PROBLEM DETAILS: How many lines in the entries below contain the word "complications", counting only matches with the same case? Reply with the number alone.

Rows from a layout dataset

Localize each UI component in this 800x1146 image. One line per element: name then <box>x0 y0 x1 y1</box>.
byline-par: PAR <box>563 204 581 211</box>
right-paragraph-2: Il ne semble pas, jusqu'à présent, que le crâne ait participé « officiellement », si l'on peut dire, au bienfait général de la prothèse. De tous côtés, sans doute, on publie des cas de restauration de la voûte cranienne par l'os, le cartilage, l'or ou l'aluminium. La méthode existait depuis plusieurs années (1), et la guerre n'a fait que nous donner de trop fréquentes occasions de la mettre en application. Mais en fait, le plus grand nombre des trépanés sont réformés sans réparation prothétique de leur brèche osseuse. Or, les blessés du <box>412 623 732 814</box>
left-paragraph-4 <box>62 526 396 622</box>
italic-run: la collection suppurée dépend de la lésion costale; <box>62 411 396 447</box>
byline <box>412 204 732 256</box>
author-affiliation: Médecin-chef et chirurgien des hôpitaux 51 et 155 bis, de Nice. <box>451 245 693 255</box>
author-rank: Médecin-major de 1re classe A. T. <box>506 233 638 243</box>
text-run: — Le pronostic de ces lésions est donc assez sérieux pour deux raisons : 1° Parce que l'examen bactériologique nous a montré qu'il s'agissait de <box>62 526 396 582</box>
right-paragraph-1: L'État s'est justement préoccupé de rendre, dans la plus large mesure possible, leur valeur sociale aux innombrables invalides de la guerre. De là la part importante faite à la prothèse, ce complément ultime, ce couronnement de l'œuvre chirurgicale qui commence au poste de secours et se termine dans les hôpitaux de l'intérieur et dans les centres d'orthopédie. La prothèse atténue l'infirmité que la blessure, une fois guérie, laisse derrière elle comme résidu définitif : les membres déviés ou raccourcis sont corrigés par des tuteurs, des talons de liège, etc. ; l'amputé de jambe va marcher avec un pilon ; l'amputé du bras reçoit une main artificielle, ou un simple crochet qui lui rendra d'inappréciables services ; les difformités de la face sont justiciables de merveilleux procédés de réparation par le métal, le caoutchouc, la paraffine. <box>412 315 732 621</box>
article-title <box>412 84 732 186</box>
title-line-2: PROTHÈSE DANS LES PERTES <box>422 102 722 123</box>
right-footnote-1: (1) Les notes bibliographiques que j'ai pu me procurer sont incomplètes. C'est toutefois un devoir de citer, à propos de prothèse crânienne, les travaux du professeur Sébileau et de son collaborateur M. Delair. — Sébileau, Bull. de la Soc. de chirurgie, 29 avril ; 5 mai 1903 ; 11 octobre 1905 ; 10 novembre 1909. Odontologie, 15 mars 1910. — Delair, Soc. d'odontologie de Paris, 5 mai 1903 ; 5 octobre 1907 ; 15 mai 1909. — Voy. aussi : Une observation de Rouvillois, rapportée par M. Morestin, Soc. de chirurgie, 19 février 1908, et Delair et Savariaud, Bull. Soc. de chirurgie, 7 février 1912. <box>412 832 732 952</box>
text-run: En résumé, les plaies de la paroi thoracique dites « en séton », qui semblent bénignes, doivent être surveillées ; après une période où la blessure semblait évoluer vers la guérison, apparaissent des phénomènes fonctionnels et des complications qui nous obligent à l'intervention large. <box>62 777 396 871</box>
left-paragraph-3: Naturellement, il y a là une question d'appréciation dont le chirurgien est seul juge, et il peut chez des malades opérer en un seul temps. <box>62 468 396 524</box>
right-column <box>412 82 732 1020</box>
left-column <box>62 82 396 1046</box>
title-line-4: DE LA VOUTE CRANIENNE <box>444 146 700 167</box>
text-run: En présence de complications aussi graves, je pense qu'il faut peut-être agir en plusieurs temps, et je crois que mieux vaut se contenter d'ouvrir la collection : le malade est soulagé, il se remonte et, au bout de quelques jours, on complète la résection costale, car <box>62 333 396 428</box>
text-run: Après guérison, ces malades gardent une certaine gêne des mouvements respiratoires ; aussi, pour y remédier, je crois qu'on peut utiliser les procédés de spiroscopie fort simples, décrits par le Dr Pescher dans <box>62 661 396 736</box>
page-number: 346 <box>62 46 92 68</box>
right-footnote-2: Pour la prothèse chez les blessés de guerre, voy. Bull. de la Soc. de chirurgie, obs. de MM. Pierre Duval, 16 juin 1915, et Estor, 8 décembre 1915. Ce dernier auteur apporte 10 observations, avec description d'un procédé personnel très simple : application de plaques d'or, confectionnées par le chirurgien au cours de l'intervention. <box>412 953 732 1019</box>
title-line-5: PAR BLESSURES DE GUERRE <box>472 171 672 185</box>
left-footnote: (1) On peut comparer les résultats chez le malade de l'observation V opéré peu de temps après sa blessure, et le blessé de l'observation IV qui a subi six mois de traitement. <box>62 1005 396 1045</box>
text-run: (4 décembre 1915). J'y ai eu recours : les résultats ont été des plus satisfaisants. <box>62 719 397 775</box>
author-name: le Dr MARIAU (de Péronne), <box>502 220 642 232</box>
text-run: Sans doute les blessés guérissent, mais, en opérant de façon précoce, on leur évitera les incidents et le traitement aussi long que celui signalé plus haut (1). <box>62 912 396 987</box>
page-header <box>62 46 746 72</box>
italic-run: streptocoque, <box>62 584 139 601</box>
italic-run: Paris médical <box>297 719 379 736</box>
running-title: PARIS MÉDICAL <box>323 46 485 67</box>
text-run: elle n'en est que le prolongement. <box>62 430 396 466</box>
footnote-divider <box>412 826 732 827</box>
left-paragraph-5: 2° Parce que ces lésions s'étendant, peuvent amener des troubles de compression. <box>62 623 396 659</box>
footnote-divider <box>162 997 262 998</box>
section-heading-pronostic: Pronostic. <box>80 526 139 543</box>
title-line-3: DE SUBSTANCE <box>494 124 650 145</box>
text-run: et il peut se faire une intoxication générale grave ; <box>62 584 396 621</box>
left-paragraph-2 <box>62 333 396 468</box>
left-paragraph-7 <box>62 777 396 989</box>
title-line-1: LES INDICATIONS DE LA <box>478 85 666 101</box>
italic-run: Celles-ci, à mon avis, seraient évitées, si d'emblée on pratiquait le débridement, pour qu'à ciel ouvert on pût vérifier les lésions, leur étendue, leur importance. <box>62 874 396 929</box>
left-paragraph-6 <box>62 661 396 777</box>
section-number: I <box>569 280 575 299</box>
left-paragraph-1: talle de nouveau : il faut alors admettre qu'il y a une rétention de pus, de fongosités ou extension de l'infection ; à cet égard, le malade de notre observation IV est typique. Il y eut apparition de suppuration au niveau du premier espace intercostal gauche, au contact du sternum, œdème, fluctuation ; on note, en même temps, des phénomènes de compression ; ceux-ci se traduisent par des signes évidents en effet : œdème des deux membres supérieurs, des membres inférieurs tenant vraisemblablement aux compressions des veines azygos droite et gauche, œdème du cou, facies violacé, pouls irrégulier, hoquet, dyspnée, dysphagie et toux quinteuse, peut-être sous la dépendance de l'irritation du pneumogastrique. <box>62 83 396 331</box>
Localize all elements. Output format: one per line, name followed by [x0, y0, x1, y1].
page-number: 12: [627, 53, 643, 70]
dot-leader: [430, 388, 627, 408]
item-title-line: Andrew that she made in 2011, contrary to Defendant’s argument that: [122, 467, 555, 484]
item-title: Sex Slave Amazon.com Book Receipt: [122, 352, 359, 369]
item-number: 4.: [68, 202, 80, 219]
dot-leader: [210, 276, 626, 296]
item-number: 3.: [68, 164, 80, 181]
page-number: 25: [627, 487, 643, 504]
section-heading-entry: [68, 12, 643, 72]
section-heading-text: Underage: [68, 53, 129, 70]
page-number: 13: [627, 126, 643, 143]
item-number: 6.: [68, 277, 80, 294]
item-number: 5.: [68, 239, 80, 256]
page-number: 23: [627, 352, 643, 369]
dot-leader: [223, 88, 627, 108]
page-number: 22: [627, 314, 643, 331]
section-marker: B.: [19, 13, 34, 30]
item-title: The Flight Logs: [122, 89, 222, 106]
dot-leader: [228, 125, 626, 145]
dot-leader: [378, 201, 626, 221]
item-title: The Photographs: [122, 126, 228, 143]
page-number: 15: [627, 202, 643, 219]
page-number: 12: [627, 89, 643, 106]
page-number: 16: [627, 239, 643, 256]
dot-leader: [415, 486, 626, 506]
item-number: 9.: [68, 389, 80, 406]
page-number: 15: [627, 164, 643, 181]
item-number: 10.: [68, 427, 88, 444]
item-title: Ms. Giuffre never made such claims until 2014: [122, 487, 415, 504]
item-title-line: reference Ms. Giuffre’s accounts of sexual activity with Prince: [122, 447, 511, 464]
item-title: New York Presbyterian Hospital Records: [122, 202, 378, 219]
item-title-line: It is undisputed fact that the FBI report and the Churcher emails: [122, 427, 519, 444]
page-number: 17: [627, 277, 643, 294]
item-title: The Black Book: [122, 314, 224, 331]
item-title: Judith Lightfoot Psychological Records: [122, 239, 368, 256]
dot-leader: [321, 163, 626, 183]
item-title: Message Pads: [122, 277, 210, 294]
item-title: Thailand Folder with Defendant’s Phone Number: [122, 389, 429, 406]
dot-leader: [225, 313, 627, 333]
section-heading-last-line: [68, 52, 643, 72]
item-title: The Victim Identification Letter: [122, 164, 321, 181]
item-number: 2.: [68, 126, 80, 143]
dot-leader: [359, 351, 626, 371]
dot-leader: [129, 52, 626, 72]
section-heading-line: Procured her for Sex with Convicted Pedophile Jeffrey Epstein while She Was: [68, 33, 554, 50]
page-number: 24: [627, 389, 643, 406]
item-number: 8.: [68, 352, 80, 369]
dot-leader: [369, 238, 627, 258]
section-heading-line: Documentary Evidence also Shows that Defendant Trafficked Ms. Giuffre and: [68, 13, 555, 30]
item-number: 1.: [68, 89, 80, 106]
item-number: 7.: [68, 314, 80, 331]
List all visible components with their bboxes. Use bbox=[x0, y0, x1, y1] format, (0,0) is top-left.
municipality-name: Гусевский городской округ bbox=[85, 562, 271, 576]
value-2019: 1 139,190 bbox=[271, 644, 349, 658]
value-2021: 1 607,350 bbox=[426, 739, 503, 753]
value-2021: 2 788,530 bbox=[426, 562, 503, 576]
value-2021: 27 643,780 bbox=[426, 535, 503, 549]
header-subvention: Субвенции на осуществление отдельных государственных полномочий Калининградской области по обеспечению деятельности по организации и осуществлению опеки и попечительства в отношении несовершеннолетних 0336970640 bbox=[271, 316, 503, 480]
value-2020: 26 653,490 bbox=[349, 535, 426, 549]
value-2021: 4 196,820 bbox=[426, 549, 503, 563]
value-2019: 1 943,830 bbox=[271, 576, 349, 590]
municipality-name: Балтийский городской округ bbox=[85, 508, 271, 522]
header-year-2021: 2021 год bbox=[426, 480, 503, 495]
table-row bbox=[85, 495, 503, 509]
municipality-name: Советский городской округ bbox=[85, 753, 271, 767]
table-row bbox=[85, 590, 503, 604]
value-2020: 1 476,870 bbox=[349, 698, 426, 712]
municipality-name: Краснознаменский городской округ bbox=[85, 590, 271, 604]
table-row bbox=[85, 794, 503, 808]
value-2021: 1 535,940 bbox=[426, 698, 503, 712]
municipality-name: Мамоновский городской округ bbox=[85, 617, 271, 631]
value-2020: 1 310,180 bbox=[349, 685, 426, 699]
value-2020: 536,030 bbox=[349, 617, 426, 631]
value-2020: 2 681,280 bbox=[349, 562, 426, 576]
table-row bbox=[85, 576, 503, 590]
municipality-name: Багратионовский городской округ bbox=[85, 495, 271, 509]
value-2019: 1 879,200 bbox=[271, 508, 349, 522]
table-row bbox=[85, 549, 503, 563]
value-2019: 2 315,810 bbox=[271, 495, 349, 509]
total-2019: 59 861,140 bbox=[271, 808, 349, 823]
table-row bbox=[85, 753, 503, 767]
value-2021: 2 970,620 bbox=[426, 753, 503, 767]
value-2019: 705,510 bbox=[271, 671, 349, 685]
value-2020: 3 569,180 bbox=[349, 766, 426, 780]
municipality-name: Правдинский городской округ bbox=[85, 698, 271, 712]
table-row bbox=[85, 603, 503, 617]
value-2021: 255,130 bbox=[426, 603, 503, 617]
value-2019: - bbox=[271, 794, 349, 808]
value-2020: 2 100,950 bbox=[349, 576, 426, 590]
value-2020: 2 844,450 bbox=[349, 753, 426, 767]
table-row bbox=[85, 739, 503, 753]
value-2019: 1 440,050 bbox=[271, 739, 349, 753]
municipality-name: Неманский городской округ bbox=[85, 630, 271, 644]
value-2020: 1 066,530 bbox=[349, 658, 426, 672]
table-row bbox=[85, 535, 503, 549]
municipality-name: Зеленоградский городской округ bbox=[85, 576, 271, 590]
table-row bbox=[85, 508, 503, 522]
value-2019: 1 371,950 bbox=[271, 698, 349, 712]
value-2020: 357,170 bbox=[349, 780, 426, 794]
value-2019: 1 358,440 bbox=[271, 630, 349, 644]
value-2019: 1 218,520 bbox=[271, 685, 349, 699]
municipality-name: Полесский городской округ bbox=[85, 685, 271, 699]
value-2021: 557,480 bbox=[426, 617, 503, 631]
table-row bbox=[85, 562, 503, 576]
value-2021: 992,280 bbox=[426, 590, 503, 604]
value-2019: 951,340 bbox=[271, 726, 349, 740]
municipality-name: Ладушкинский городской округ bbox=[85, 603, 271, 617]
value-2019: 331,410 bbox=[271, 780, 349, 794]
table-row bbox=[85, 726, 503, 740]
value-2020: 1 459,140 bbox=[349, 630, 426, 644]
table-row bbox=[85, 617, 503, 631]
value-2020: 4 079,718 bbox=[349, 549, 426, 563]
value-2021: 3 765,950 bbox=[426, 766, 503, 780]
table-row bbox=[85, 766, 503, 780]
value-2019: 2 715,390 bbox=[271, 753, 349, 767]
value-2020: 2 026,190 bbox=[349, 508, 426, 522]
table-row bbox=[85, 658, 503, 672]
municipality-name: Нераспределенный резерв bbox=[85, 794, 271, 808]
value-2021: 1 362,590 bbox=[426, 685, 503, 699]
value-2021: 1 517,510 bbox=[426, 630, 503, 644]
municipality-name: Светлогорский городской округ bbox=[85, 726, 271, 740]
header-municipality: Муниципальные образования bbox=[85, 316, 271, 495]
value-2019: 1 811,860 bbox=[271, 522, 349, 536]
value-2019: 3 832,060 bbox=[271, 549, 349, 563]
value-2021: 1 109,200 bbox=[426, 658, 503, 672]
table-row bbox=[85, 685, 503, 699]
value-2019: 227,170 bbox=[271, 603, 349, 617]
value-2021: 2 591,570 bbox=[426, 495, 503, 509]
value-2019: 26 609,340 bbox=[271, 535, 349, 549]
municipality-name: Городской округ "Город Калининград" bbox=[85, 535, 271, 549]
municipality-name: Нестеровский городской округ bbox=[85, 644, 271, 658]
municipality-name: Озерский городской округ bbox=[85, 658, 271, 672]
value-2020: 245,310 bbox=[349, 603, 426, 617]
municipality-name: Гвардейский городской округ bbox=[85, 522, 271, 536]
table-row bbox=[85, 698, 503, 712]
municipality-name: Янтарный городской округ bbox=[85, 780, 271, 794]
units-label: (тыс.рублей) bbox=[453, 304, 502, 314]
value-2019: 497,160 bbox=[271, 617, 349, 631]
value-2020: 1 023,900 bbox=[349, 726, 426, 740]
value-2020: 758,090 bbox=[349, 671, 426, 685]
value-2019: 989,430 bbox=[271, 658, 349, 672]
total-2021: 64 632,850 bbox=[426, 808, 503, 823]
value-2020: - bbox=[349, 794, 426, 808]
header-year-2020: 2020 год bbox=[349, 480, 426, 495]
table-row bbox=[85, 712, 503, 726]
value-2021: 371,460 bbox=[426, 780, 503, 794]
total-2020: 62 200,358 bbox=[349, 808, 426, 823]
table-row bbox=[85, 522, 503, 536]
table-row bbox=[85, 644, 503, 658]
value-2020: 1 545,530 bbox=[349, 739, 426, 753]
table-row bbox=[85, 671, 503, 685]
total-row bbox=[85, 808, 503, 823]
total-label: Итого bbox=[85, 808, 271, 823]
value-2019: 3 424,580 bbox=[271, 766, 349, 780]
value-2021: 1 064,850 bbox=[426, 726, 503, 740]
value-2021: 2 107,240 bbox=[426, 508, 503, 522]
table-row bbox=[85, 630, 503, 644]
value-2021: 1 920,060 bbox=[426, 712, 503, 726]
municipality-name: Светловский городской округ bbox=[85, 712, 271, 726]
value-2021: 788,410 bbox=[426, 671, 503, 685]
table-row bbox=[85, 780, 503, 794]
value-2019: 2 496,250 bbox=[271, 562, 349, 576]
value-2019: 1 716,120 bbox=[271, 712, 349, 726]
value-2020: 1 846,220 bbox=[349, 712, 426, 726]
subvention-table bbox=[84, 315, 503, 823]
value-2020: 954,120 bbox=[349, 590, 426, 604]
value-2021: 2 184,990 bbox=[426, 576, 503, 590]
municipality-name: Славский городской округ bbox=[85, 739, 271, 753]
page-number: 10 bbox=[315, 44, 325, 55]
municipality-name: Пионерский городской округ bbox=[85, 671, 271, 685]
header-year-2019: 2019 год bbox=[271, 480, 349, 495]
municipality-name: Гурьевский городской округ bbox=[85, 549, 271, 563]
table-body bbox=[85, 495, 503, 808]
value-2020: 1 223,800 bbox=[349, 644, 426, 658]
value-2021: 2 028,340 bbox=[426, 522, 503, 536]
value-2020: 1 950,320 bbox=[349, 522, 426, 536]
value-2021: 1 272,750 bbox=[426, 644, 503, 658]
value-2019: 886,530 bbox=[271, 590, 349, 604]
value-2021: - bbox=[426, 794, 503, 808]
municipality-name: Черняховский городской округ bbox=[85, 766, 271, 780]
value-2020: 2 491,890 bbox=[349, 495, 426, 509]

FULL OUTPUT: 2